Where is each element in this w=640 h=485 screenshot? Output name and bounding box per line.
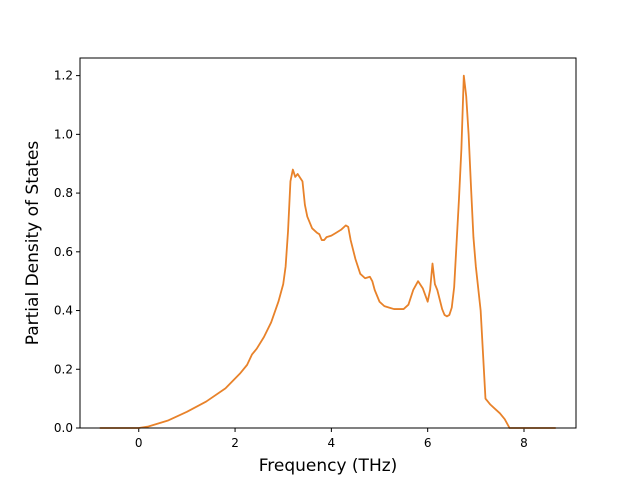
x-tick-label: 2 — [231, 436, 239, 450]
y-tick-label: 1.2 — [54, 69, 73, 83]
x-axis-label: Frequency (THz) — [259, 456, 398, 476]
x-tick-label: 0 — [135, 436, 143, 450]
y-tick-label: 0.2 — [54, 362, 73, 376]
plot-area — [80, 58, 576, 428]
y-axis-label: Partial Density of States — [23, 141, 43, 346]
x-tick-label: 4 — [328, 436, 336, 450]
y-axis-ticks: 0.0 0.2 0.4 0.6 0.8 1.0 1.2 — [54, 69, 80, 435]
y-tick-label: 0.0 — [54, 421, 73, 435]
y-tick-label: 0.8 — [54, 186, 73, 200]
y-tick-label: 1.0 — [54, 127, 73, 141]
y-tick-label: 0.6 — [54, 245, 73, 259]
y-tick-label: 0.4 — [54, 304, 73, 318]
x-tick-label: 6 — [424, 436, 432, 450]
series-line — [99, 74, 557, 429]
x-tick-label: 8 — [520, 436, 528, 450]
x-axis-ticks: 0 2 4 6 8 — [135, 428, 528, 450]
plot-frame — [79, 57, 577, 429]
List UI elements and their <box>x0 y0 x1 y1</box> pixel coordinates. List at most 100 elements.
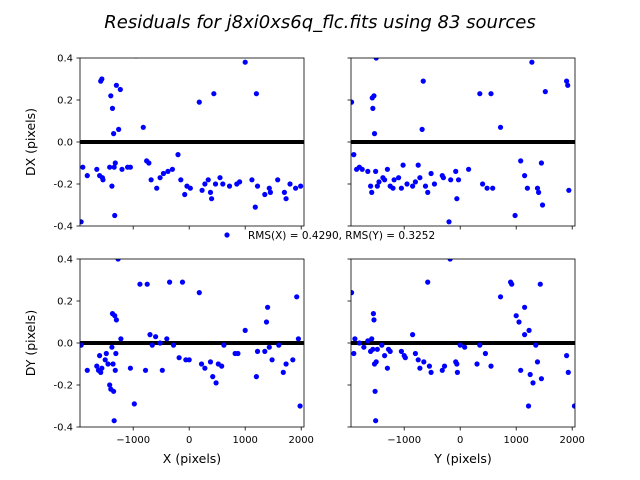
▬▬▬
> _REQUIREMENTS_: Reproduce all of the records above word for word, omitting the pictures.

> _EXERCISE ANSWER_:
Where is each element in this w=640 h=485 screenshot? Output name and bounding box per line.
x-tick-label: 2 — [231, 436, 239, 450]
y-tick-label: 1.2 — [54, 69, 73, 83]
x-axis-label: Frequency (THz) — [259, 456, 398, 476]
x-tick-label: 0 — [135, 436, 143, 450]
y-tick-label: 0.2 — [54, 362, 73, 376]
plot-area — [80, 58, 576, 428]
y-axis-label: Partial Density of States — [23, 141, 43, 346]
x-tick-label: 4 — [328, 436, 336, 450]
y-axis-ticks: 0.0 0.2 0.4 0.6 0.8 1.0 1.2 — [54, 69, 80, 435]
y-tick-label: 0.0 — [54, 421, 73, 435]
y-tick-label: 0.8 — [54, 186, 73, 200]
y-tick-label: 1.0 — [54, 127, 73, 141]
y-tick-label: 0.6 — [54, 245, 73, 259]
y-tick-label: 0.4 — [54, 304, 73, 318]
x-tick-label: 6 — [424, 436, 432, 450]
series-line — [99, 74, 557, 429]
x-tick-label: 8 — [520, 436, 528, 450]
x-axis-ticks: 0 2 4 6 8 — [135, 428, 528, 450]
plot-frame — [79, 57, 577, 429]
List UI elements and their <box>x0 y0 x1 y1</box> pixel coordinates. List at most 100 elements.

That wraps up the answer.